Material shown.

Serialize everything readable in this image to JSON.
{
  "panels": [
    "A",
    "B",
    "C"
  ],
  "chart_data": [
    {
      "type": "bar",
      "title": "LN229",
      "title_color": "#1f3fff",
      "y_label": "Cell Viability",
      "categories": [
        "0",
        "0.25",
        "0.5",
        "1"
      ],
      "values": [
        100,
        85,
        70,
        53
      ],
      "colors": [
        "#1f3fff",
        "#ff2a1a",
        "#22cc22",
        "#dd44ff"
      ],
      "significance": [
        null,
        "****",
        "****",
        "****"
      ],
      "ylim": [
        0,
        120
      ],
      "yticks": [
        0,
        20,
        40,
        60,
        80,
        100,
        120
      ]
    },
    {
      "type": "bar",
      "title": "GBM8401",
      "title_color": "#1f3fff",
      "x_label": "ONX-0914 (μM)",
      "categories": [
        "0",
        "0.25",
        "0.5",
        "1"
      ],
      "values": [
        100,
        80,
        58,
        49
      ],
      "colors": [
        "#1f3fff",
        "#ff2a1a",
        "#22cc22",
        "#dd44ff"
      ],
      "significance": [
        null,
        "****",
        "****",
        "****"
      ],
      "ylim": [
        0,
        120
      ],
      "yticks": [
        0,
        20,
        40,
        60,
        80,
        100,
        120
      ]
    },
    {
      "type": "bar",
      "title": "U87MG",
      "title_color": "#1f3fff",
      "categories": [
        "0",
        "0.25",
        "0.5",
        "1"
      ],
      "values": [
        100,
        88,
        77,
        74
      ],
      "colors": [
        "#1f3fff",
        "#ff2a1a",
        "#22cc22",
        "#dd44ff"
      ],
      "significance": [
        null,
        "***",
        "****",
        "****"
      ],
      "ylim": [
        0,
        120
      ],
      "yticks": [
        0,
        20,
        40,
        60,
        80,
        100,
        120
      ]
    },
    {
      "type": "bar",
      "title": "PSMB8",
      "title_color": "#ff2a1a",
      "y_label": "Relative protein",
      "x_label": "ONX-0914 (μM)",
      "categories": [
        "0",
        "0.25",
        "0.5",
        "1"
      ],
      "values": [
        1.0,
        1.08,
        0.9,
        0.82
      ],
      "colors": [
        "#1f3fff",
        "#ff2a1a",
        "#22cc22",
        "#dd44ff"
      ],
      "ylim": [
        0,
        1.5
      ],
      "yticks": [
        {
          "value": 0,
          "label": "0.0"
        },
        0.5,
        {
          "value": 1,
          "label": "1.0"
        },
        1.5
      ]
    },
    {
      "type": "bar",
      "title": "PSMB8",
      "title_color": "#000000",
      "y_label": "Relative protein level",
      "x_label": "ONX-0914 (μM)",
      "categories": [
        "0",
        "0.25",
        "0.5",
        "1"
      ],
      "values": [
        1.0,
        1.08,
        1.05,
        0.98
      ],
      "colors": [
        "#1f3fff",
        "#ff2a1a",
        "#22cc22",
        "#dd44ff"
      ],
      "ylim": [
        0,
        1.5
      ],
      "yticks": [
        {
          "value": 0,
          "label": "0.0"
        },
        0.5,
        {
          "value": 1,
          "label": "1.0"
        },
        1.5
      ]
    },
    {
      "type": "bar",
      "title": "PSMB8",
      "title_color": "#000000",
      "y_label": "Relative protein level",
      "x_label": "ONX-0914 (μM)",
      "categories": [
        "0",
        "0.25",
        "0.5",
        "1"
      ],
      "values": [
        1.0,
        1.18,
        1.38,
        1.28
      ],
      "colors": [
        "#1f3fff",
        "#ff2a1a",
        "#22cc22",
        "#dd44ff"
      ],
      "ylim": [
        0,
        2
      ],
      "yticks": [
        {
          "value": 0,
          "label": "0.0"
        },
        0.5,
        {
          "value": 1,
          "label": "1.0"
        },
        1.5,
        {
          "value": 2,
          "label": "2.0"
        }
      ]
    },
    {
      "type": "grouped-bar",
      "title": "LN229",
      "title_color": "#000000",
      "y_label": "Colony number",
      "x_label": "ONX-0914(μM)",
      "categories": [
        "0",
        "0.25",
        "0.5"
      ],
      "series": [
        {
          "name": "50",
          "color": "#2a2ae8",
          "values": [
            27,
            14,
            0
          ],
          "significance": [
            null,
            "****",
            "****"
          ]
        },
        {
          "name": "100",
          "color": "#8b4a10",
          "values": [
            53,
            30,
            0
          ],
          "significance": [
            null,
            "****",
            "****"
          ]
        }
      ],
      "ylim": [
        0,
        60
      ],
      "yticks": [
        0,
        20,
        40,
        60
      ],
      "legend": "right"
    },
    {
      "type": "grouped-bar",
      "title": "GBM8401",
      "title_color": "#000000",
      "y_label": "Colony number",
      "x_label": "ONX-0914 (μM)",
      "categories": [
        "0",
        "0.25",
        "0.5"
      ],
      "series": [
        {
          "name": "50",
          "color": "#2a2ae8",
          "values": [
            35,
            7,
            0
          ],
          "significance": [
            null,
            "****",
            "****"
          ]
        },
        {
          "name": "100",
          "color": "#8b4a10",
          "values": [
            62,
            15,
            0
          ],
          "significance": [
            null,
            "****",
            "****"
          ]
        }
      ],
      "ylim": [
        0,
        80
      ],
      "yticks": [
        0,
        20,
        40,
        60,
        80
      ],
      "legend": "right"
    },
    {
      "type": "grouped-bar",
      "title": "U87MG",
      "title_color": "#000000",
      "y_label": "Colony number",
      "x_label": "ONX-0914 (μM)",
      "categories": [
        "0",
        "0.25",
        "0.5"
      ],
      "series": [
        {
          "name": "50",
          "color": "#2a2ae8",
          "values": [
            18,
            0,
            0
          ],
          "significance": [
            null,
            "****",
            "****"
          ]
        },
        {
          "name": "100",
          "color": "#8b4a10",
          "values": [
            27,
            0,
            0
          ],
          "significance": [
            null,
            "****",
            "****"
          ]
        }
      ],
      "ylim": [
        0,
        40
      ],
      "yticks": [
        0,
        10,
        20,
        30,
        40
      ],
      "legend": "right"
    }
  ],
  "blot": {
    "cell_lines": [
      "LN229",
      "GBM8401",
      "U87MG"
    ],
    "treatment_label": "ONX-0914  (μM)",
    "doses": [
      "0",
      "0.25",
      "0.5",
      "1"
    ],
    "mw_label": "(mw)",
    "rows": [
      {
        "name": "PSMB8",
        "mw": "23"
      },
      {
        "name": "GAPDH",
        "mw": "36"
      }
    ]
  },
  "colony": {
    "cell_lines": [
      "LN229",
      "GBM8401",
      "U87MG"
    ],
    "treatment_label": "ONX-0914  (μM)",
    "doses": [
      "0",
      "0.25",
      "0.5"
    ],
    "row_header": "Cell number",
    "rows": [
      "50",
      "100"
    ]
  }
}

What you will do. Set every entry down verbatim.

Answer space.
Serialize everything readable in this image to JSON.
{
  "panels": [
    "A",
    "B",
    "C"
  ],
  "chart_data": [
    {
      "type": "bar",
      "title": "LN229",
      "title_color": "#1f3fff",
      "y_label": "Cell Viability",
      "categories": [
        "0",
        "0.25",
        "0.5",
        "1"
      ],
      "values": [
        100,
        85,
        70,
        53
      ],
      "colors": [
        "#1f3fff",
        "#ff2a1a",
        "#22cc22",
        "#dd44ff"
      ],
      "significance": [
        null,
        "****",
        "****",
        "****"
      ],
      "ylim": [
        0,
        120
      ],
      "yticks": [
        0,
        20,
        40,
        60,
        80,
        100,
        120
      ]
    },
    {
      "type": "bar",
      "title": "GBM8401",
      "title_color": "#1f3fff",
      "x_label": "ONX-0914 (μM)",
      "categories": [
        "0",
        "0.25",
        "0.5",
        "1"
      ],
      "values": [
        100,
        80,
        58,
        49
      ],
      "colors": [
        "#1f3fff",
        "#ff2a1a",
        "#22cc22",
        "#dd44ff"
      ],
      "significance": [
        null,
        "****",
        "****",
        "****"
      ],
      "ylim": [
        0,
        120
      ],
      "yticks": [
        0,
        20,
        40,
        60,
        80,
        100,
        120
      ]
    },
    {
      "type": "bar",
      "title": "U87MG",
      "title_color": "#1f3fff",
      "categories": [
        "0",
        "0.25",
        "0.5",
        "1"
      ],
      "values": [
        100,
        88,
        77,
        74
      ],
      "colors": [
        "#1f3fff",
        "#ff2a1a",
        "#22cc22",
        "#dd44ff"
      ],
      "significance": [
        null,
        "***",
        "****",
        "****"
      ],
      "ylim": [
        0,
        120
      ],
      "yticks": [
        0,
        20,
        40,
        60,
        80,
        100,
        120
      ]
    },
    {
      "type": "bar",
      "title": "PSMB8",
      "title_color": "#ff2a1a",
      "y_label": "Relative protein",
      "x_label": "ONX-0914 (μM)",
      "categories": [
        "0",
        "0.25",
        "0.5",
        "1"
      ],
      "values": [
        1.0,
        1.08,
        0.9,
        0.82
      ],
      "colors": [
        "#1f3fff",
        "#ff2a1a",
        "#22cc22",
        "#dd44ff"
      ],
      "ylim": [
        0,
        1.5
      ],
      "yticks": [
        {
          "value": 0,
          "label": "0.0"
        },
        0.5,
        {
          "value": 1,
          "label": "1.0"
        },
        1.5
      ]
    },
    {
      "type": "bar",
      "title": "PSMB8",
      "title_color": "#000000",
      "y_label": "Relative protein level",
      "x_label": "ONX-0914 (μM)",
      "categories": [
        "0",
        "0.25",
        "0.5",
        "1"
      ],
      "values": [
        1.0,
        1.08,
        1.05,
        0.98
      ],
      "colors": [
        "#1f3fff",
        "#ff2a1a",
        "#22cc22",
        "#dd44ff"
      ],
      "ylim": [
        0,
        1.5
      ],
      "yticks": [
        {
          "value": 0,
          "label": "0.0"
        },
        0.5,
        {
          "value": 1,
          "label": "1.0"
        },
        1.5
      ]
    },
    {
      "type": "bar",
      "title": "PSMB8",
      "title_color": "#000000",
      "y_label": "Relative protein level",
      "x_label": "ONX-0914 (μM)",
      "categories": [
        "0",
        "0.25",
        "0.5",
        "1"
      ],
      "values": [
        1.0,
        1.18,
        1.38,
        1.28
      ],
      "colors": [
        "#1f3fff",
        "#ff2a1a",
        "#22cc22",
        "#dd44ff"
      ],
      "ylim": [
        0,
        2
      ],
      "yticks": [
        {
          "value": 0,
          "label": "0.0"
        },
        0.5,
        {
          "value": 1,
          "label": "1.0"
        },
        1.5,
        {
          "value": 2,
          "label": "2.0"
        }
      ]
    },
    {
      "type": "grouped-bar",
      "title": "LN229",
      "title_color": "#000000",
      "y_label": "Colony number",
      "x_label": "ONX-0914(μM)",
      "categories": [
        "0",
        "0.25",
        "0.5"
      ],
      "series": [
        {
          "name": "50",
          "color": "#2a2ae8",
          "values": [
            27,
            14,
            0
          ],
          "significance": [
            null,
            "****",
            "****"
          ]
        },
        {
          "name": "100",
          "color": "#8b4a10",
          "values": [
            53,
            30,
            0
          ],
          "significance": [
            null,
            "****",
            "****"
          ]
        }
      ],
      "ylim": [
        0,
        60
      ],
      "yticks": [
        0,
        20,
        40,
        60
      ],
      "legend": "right"
    },
    {
      "type": "grouped-bar",
      "title": "GBM8401",
      "title_color": "#000000",
      "y_label": "Colony number",
      "x_label": "ONX-0914 (μM)",
      "categories": [
        "0",
        "0.25",
        "0.5"
      ],
      "series": [
        {
          "name": "50",
          "color": "#2a2ae8",
          "values": [
            35,
            7,
            0
          ],
          "significance": [
            null,
            "****",
            "****"
          ]
        },
        {
          "name": "100",
          "color": "#8b4a10",
          "values": [
            62,
            15,
            0
          ],
          "significance": [
            null,
            "****",
            "****"
          ]
        }
      ],
      "ylim": [
        0,
        80
      ],
      "yticks": [
        0,
        20,
        40,
        60,
        80
      ],
      "legend": "right"
    },
    {
      "type": "grouped-bar",
      "title": "U87MG",
      "title_color": "#000000",
      "y_label": "Colony number",
      "x_label": "ONX-0914 (μM)",
      "categories": [
        "0",
        "0.25",
        "0.5"
      ],
      "series": [
        {
          "name": "50",
          "color": "#2a2ae8",
          "values": [
            18,
            0,
            0
          ],
          "significance": [
            null,
            "****",
            "****"
          ]
        },
        {
          "name": "100",
          "color": "#8b4a10",
          "values": [
            27,
            0,
            0
          ],
          "significance": [
            null,
            "****",
            "****"
          ]
        }
      ],
      "ylim": [
        0,
        40
      ],
      "yticks": [
        0,
        10,
        20,
        30,
        40
      ],
      "legend": "right"
    }
  ],
  "blot": {
    "cell_lines": [
      "LN229",
      "GBM8401",
      "U87MG"
    ],
    "treatment_label": "ONX-0914  (μM)",
    "doses": [
      "0",
      "0.25",
      "0.5",
      "1"
    ],
    "mw_label": "(mw)",
    "rows": [
      {
        "name": "PSMB8",
        "mw": "23"
      },
      {
        "name": "GAPDH",
        "mw": "36"
      }
    ]
  },
  "colony": {
    "cell_lines": [
      "LN229",
      "GBM8401",
      "U87MG"
    ],
    "treatment_label": "ONX-0914  (μM)",
    "doses": [
      "0",
      "0.25",
      "0.5"
    ],
    "row_header": "Cell number",
    "rows": [
      "50",
      "100"
    ]
  }
}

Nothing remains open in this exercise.